> THE REQUEST:
Repeat every item below verbatim, keeping each line unchanged.
* BEGIN SUPPLIED DATA *
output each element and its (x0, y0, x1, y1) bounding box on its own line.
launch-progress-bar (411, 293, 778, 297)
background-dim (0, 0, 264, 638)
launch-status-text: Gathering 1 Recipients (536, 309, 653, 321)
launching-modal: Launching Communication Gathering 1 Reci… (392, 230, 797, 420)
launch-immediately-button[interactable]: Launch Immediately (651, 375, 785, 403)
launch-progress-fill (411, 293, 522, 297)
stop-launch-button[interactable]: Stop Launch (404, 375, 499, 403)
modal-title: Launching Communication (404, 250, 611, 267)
* END SUPPLIED DATA *
> RESULT:
output each element and its (x0, y0, x1, y1) bounding box on its own line.
launch-progress-bar (411, 293, 778, 297)
background-dim (0, 0, 264, 638)
launch-status-text: Gathering 1 Recipients (536, 309, 653, 321)
launching-modal: Launching Communication Gathering 1 Reci… (392, 230, 797, 420)
launch-immediately-button[interactable]: Launch Immediately (651, 375, 785, 403)
launch-progress-fill (411, 293, 522, 297)
stop-launch-button[interactable]: Stop Launch (404, 375, 499, 403)
modal-title: Launching Communication (404, 250, 611, 267)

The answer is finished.